Short task. Return all of the lines below exactly as they are.

Data entries:
____

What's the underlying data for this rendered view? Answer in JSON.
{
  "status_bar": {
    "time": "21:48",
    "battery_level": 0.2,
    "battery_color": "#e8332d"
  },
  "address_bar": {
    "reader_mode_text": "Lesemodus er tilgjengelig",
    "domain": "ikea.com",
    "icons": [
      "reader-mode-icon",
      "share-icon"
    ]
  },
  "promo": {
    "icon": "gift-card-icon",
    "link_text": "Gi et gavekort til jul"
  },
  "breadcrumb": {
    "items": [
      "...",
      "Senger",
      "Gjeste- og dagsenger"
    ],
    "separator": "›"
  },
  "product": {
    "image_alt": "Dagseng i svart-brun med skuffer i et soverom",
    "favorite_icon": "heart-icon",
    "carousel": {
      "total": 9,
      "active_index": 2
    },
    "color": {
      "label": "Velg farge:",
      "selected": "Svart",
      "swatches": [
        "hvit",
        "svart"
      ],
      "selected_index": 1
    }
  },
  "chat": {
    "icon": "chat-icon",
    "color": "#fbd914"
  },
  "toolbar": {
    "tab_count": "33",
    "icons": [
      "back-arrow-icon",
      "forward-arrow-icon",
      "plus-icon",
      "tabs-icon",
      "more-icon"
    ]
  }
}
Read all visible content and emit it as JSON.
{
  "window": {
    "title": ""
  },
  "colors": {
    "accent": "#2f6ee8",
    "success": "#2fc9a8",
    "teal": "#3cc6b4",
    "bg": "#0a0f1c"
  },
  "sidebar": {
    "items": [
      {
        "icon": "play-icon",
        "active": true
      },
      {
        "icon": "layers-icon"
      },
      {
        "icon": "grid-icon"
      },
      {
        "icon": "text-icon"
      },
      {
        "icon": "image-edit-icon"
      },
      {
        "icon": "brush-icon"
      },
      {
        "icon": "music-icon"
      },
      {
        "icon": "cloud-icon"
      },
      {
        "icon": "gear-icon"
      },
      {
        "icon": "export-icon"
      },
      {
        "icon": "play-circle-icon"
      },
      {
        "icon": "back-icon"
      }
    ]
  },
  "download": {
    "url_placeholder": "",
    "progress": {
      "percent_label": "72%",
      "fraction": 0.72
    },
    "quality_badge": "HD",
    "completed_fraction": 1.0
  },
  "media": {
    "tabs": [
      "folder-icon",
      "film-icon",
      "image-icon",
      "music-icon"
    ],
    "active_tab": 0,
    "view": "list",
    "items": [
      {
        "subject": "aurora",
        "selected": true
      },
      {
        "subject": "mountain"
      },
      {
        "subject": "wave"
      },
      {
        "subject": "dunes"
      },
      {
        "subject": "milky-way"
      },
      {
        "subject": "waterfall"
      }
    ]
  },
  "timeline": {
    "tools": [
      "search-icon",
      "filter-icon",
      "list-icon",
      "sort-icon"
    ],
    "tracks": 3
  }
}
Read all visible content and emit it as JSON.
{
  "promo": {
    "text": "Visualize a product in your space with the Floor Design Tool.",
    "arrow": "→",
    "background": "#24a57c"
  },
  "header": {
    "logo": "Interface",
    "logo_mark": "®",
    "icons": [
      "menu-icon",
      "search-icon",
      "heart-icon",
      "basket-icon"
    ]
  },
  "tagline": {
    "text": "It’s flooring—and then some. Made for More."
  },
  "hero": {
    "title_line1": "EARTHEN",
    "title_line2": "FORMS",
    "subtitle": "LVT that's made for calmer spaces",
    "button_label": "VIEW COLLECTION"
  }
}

____

Worked answer.
What's the underlying data for this rendered view? Answer in JSON.
{
  "status_bar": {
    "time": "21:48",
    "battery_level": 0.2,
    "battery_color": "#e8332d"
  },
  "address_bar": {
    "reader_mode_text": "Lesemodus er tilgjengelig",
    "domain": "ikea.com",
    "icons": [
      "reader-mode-icon",
      "share-icon"
    ]
  },
  "promo": {
    "icon": "gift-card-icon",
    "link_text": "Gi et gavekort til jul"
  },
  "breadcrumb": {
    "items": [
      "...",
      "Senger",
      "Gjeste- og dagsenger"
    ],
    "separator": "›"
  },
  "product": {
    "image_alt": "Dagseng i svart-brun med skuffer i et soverom",
    "favorite_icon": "heart-icon",
    "carousel": {
      "total": 9,
      "active_index": 2
    },
    "color": {
      "label": "Velg farge:",
      "selected": "Svart",
      "swatches": [
        "hvit",
        "svart"
      ],
      "selected_index": 1
    }
  },
  "chat": {
    "icon": "chat-icon",
    "color": "#fbd914"
  },
  "toolbar": {
    "tab_count": "33",
    "icons": [
      "back-arrow-icon",
      "forward-arrow-icon",
      "plus-icon",
      "tabs-icon",
      "more-icon"
    ]
  }
}
Read all visible content and emit it as JSON.
{
  "window": {
    "title": ""
  },
  "colors": {
    "accent": "#2f6ee8",
    "success": "#2fc9a8",
    "teal": "#3cc6b4",
    "bg": "#0a0f1c"
  },
  "sidebar": {
    "items": [
      {
        "icon": "play-icon",
        "active": true
      },
      {
        "icon": "layers-icon"
      },
      {
        "icon": "grid-icon"
      },
      {
        "icon": "text-icon"
      },
      {
        "icon": "image-edit-icon"
      },
      {
        "icon": "brush-icon"
      },
      {
        "icon": "music-icon"
      },
      {
        "icon": "cloud-icon"
      },
      {
        "icon": "gear-icon"
      },
      {
        "icon": "export-icon"
      },
      {
        "icon": "play-circle-icon"
      },
      {
        "icon": "back-icon"
      }
    ]
  },
  "download": {
    "url_placeholder": "",
    "progress": {
      "percent_label": "72%",
      "fraction": 0.72
    },
    "quality_badge": "HD",
    "completed_fraction": 1.0
  },
  "media": {
    "tabs": [
      "folder-icon",
      "film-icon",
      "image-icon",
      "music-icon"
    ],
    "active_tab": 0,
    "view": "list",
    "items": [
      {
        "subject": "aurora",
        "selected": true
      },
      {
        "subject": "mountain"
      },
      {
        "subject": "wave"
      },
      {
        "subject": "dunes"
      },
      {
        "subject": "milky-way"
      },
      {
        "subject": "waterfall"
      }
    ]
  },
  "timeline": {
    "tools": [
      "search-icon",
      "filter-icon",
      "list-icon",
      "sort-icon"
    ],
    "tracks": 3
  }
}
Read all visible content and emit it as JSON.
{
  "promo": {
    "text": "Visualize a product in your space with the Floor Design Tool.",
    "arrow": "→",
    "background": "#24a57c"
  },
  "header": {
    "logo": "Interface",
    "logo_mark": "®",
    "icons": [
      "menu-icon",
      "search-icon",
      "heart-icon",
      "basket-icon"
    ]
  },
  "tagline": {
    "text": "It’s flooring—and then some. Made for More."
  },
  "hero": {
    "title_line1": "EARTHEN",
    "title_line2": "FORMS",
    "subtitle": "LVT that's made for calmer spaces",
    "button_label": "VIEW COLLECTION"
  }
}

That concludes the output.